(Prompt) Give the total number of lines with the word "driving" in them, and no other words.
********************
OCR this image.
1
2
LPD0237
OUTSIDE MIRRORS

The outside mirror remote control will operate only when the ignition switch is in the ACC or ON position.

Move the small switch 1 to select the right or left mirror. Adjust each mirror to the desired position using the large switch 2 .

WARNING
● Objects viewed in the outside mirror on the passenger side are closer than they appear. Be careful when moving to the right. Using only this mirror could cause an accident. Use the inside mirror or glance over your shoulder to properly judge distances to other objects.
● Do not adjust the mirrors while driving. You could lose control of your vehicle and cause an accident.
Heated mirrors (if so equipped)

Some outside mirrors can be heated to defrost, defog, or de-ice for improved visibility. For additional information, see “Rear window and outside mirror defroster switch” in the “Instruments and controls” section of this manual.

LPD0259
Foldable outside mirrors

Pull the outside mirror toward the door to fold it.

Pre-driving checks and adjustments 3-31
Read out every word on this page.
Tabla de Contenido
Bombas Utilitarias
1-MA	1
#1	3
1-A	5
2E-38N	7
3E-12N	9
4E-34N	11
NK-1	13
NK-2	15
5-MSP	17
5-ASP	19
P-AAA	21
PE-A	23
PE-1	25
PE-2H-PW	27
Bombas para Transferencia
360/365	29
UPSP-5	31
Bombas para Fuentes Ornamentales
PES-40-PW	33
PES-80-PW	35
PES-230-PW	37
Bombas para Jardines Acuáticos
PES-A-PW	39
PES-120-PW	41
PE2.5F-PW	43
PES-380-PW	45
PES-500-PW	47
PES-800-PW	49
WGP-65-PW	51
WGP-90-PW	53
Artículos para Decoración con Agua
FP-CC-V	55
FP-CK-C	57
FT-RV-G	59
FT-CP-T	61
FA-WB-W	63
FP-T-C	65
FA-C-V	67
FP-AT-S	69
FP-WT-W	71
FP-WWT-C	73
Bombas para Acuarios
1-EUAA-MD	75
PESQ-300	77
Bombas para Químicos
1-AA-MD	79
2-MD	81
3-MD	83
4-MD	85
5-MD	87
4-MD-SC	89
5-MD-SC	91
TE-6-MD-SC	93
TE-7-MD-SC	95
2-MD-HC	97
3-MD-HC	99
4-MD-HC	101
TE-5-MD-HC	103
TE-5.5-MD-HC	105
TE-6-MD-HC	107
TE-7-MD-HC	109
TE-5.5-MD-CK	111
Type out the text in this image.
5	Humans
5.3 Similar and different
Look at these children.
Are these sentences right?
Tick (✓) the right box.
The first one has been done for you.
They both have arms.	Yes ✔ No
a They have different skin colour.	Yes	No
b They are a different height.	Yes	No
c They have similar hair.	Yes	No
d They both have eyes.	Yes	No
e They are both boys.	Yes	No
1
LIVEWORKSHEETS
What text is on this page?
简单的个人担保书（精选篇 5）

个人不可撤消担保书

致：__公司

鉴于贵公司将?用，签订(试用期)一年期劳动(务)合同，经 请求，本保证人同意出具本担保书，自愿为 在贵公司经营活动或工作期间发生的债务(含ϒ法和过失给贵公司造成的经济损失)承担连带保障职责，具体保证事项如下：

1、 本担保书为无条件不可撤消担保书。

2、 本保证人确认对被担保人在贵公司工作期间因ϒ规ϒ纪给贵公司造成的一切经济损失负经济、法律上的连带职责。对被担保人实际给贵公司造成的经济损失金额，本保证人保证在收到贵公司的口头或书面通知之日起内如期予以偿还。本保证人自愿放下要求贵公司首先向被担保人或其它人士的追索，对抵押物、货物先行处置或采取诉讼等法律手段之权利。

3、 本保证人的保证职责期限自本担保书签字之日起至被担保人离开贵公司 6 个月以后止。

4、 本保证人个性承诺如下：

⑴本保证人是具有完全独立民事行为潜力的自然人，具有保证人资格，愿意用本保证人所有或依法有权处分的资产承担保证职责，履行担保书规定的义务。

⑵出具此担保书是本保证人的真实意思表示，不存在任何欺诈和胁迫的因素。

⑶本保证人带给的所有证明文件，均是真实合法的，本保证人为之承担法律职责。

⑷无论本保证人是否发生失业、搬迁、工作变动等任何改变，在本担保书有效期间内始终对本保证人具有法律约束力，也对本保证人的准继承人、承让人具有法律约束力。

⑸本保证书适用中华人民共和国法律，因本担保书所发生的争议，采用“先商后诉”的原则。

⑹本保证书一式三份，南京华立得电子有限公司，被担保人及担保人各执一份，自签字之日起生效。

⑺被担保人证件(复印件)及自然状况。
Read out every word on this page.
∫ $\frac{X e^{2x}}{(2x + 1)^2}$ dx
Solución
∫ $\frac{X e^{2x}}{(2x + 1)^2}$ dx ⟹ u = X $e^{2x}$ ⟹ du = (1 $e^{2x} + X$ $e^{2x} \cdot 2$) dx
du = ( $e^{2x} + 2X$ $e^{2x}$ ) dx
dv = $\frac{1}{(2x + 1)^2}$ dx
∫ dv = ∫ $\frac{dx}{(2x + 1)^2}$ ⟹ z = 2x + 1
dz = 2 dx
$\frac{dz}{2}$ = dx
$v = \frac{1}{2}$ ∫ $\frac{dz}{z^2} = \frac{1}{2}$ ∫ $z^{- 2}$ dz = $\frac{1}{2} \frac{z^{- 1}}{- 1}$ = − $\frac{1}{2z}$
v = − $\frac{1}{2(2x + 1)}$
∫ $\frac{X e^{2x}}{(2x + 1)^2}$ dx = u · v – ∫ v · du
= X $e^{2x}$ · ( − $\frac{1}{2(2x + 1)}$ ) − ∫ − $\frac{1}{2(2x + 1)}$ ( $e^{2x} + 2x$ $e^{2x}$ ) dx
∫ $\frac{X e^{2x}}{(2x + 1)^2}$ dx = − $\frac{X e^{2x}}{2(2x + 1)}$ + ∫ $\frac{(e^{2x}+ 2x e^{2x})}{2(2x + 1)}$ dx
********************
(Task solution) 2